▶ WHAT IS EXPECTED
Transcribe all the records with complete accuracy.

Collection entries
········

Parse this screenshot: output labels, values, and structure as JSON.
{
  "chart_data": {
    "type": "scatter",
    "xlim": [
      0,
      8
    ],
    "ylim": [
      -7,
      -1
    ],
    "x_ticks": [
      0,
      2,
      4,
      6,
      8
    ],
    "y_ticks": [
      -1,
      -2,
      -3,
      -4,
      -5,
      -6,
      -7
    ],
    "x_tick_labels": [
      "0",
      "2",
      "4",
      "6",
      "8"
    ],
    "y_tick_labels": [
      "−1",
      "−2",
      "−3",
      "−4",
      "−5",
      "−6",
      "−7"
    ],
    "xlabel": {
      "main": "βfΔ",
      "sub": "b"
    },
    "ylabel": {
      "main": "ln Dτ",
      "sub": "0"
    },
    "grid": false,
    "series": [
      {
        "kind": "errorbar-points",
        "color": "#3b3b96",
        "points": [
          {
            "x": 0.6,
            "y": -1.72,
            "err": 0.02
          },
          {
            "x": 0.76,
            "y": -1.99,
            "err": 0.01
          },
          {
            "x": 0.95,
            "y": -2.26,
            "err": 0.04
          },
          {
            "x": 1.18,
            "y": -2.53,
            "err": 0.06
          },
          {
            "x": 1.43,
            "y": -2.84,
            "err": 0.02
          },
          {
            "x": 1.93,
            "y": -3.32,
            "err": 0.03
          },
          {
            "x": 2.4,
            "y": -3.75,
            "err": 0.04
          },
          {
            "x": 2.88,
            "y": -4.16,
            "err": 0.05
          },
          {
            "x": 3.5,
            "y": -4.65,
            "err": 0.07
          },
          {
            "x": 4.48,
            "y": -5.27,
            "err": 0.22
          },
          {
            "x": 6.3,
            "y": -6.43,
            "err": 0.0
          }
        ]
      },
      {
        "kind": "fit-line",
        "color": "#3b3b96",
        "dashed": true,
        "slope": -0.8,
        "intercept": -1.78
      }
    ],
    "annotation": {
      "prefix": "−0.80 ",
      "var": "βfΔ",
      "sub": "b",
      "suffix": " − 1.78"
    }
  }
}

········

▶ THE RESPONSE
Parse this screenshot: output labels, values, and structure as JSON.
{
  "chart_data": {
    "type": "scatter",
    "xlim": [
      0,
      8
    ],
    "ylim": [
      -7,
      -1
    ],
    "x_ticks": [
      0,
      2,
      4,
      6,
      8
    ],
    "y_ticks": [
      -1,
      -2,
      -3,
      -4,
      -5,
      -6,
      -7
    ],
    "x_tick_labels": [
      "0",
      "2",
      "4",
      "6",
      "8"
    ],
    "y_tick_labels": [
      "−1",
      "−2",
      "−3",
      "−4",
      "−5",
      "−6",
      "−7"
    ],
    "xlabel": {
      "main": "βfΔ",
      "sub": "b"
    },
    "ylabel": {
      "main": "ln Dτ",
      "sub": "0"
    },
    "grid": false,
    "series": [
      {
        "kind": "errorbar-points",
        "color": "#3b3b96",
        "points": [
          {
            "x": 0.6,
            "y": -1.72,
            "err": 0.02
          },
          {
            "x": 0.76,
            "y": -1.99,
            "err": 0.01
          },
          {
            "x": 0.95,
            "y": -2.26,
            "err": 0.04
          },
          {
            "x": 1.18,
            "y": -2.53,
            "err": 0.06
          },
          {
            "x": 1.43,
            "y": -2.84,
            "err": 0.02
          },
          {
            "x": 1.93,
            "y": -3.32,
            "err": 0.03
          },
          {
            "x": 2.4,
            "y": -3.75,
            "err": 0.04
          },
          {
            "x": 2.88,
            "y": -4.16,
            "err": 0.05
          },
          {
            "x": 3.5,
            "y": -4.65,
            "err": 0.07
          },
          {
            "x": 4.48,
            "y": -5.27,
            "err": 0.22
          },
          {
            "x": 6.3,
            "y": -6.43,
            "err": 0.0
          }
        ]
      },
      {
        "kind": "fit-line",
        "color": "#3b3b96",
        "dashed": true,
        "slope": -0.8,
        "intercept": -1.78
      }
    ],
    "annotation": {
      "prefix": "−0.80 ",
      "var": "βfΔ",
      "sub": "b",
      "suffix": " − 1.78"
    }
  }
}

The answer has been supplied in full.